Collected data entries
━━━━━━━━
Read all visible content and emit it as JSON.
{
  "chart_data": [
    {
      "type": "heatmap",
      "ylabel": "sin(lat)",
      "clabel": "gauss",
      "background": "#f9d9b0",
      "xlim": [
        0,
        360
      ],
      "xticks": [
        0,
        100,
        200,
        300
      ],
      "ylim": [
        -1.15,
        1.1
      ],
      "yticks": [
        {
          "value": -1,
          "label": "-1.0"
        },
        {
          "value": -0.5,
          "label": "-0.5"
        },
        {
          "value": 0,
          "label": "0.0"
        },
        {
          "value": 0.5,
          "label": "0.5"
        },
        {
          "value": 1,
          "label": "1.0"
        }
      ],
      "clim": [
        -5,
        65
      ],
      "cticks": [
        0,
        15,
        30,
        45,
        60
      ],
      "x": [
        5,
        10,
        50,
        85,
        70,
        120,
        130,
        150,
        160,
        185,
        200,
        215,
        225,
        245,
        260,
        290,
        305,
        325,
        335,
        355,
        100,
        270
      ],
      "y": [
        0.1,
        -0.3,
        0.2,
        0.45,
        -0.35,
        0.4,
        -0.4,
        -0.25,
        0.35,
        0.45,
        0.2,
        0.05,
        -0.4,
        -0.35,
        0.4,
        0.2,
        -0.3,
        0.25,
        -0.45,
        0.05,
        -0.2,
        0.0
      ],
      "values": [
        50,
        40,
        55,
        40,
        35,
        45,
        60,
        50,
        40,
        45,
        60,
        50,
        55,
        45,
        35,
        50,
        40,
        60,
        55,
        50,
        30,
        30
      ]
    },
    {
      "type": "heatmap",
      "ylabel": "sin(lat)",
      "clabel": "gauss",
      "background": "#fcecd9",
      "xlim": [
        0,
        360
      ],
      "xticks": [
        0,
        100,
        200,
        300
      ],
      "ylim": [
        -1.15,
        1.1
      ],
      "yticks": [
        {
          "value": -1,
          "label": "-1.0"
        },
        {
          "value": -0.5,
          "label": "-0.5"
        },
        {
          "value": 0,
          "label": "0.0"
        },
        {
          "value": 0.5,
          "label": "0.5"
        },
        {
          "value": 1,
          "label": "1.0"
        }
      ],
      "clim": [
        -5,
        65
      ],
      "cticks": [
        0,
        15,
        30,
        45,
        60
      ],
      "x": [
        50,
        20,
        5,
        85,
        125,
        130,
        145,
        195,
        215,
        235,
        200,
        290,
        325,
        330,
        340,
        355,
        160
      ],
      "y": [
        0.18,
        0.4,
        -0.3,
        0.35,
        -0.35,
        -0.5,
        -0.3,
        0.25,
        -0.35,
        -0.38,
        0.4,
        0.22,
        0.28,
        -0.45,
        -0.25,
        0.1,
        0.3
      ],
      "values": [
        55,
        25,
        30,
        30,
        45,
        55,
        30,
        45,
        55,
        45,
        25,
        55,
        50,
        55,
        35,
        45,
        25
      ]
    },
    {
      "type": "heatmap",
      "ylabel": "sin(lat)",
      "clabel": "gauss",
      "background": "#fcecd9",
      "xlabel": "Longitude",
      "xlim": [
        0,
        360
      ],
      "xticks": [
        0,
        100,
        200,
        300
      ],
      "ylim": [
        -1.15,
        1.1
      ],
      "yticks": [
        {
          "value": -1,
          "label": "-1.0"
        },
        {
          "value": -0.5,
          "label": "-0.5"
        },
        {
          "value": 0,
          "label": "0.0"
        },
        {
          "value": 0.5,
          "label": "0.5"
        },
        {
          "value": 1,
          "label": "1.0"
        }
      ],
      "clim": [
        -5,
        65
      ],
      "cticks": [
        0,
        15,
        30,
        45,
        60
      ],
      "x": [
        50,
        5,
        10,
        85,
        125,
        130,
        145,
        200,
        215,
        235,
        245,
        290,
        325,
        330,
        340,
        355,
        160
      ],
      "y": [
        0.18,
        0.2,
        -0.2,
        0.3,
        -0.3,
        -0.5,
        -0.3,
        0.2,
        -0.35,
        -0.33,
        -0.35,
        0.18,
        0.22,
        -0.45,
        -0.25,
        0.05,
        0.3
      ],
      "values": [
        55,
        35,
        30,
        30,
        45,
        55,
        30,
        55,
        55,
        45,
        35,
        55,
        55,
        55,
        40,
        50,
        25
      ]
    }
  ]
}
━━━━━━━━
All of the material above needs to be retyped word for word.

Read all visible content and emit it as JSON.
{
  "chart_data": [
    {
      "type": "heatmap",
      "ylabel": "sin(lat)",
      "clabel": "gauss",
      "background": "#f9d9b0",
      "xlim": [
        0,
        360
      ],
      "xticks": [
        0,
        100,
        200,
        300
      ],
      "ylim": [
        -1.15,
        1.1
      ],
      "yticks": [
        {
          "value": -1,
          "label": "-1.0"
        },
        {
          "value": -0.5,
          "label": "-0.5"
        },
        {
          "value": 0,
          "label": "0.0"
        },
        {
          "value": 0.5,
          "label": "0.5"
        },
        {
          "value": 1,
          "label": "1.0"
        }
      ],
      "clim": [
        -5,
        65
      ],
      "cticks": [
        0,
        15,
        30,
        45,
        60
      ],
      "x": [
        5,
        10,
        50,
        85,
        70,
        120,
        130,
        150,
        160,
        185,
        200,
        215,
        225,
        245,
        260,
        290,
        305,
        325,
        335,
        355,
        100,
        270
      ],
      "y": [
        0.1,
        -0.3,
        0.2,
        0.45,
        -0.35,
        0.4,
        -0.4,
        -0.25,
        0.35,
        0.45,
        0.2,
        0.05,
        -0.4,
        -0.35,
        0.4,
        0.2,
        -0.3,
        0.25,
        -0.45,
        0.05,
        -0.2,
        0.0
      ],
      "values": [
        50,
        40,
        55,
        40,
        35,
        45,
        60,
        50,
        40,
        45,
        60,
        50,
        55,
        45,
        35,
        50,
        40,
        60,
        55,
        50,
        30,
        30
      ]
    },
    {
      "type": "heatmap",
      "ylabel": "sin(lat)",
      "clabel": "gauss",
      "background": "#fcecd9",
      "xlim": [
        0,
        360
      ],
      "xticks": [
        0,
        100,
        200,
        300
      ],
      "ylim": [
        -1.15,
        1.1
      ],
      "yticks": [
        {
          "value": -1,
          "label": "-1.0"
        },
        {
          "value": -0.5,
          "label": "-0.5"
        },
        {
          "value": 0,
          "label": "0.0"
        },
        {
          "value": 0.5,
          "label": "0.5"
        },
        {
          "value": 1,
          "label": "1.0"
        }
      ],
      "clim": [
        -5,
        65
      ],
      "cticks": [
        0,
        15,
        30,
        45,
        60
      ],
      "x": [
        50,
        20,
        5,
        85,
        125,
        130,
        145,
        195,
        215,
        235,
        200,
        290,
        325,
        330,
        340,
        355,
        160
      ],
      "y": [
        0.18,
        0.4,
        -0.3,
        0.35,
        -0.35,
        -0.5,
        -0.3,
        0.25,
        -0.35,
        -0.38,
        0.4,
        0.22,
        0.28,
        -0.45,
        -0.25,
        0.1,
        0.3
      ],
      "values": [
        55,
        25,
        30,
        30,
        45,
        55,
        30,
        45,
        55,
        45,
        25,
        55,
        50,
        55,
        35,
        45,
        25
      ]
    },
    {
      "type": "heatmap",
      "ylabel": "sin(lat)",
      "clabel": "gauss",
      "background": "#fcecd9",
      "xlabel": "Longitude",
      "xlim": [
        0,
        360
      ],
      "xticks": [
        0,
        100,
        200,
        300
      ],
      "ylim": [
        -1.15,
        1.1
      ],
      "yticks": [
        {
          "value": -1,
          "label": "-1.0"
        },
        {
          "value": -0.5,
          "label": "-0.5"
        },
        {
          "value": 0,
          "label": "0.0"
        },
        {
          "value": 0.5,
          "label": "0.5"
        },
        {
          "value": 1,
          "label": "1.0"
        }
      ],
      "clim": [
        -5,
        65
      ],
      "cticks": [
        0,
        15,
        30,
        45,
        60
      ],
      "x": [
        50,
        5,
        10,
        85,
        125,
        130,
        145,
        200,
        215,
        235,
        245,
        290,
        325,
        330,
        340,
        355,
        160
      ],
      "y": [
        0.18,
        0.2,
        -0.2,
        0.3,
        -0.3,
        -0.5,
        -0.3,
        0.2,
        -0.35,
        -0.33,
        -0.35,
        0.18,
        0.22,
        -0.45,
        -0.25,
        0.05,
        0.3
      ],
      "values": [
        55,
        35,
        30,
        30,
        45,
        55,
        30,
        55,
        55,
        45,
        35,
        55,
        55,
        55,
        40,
        50,
        25
      ]
    }
  ]
}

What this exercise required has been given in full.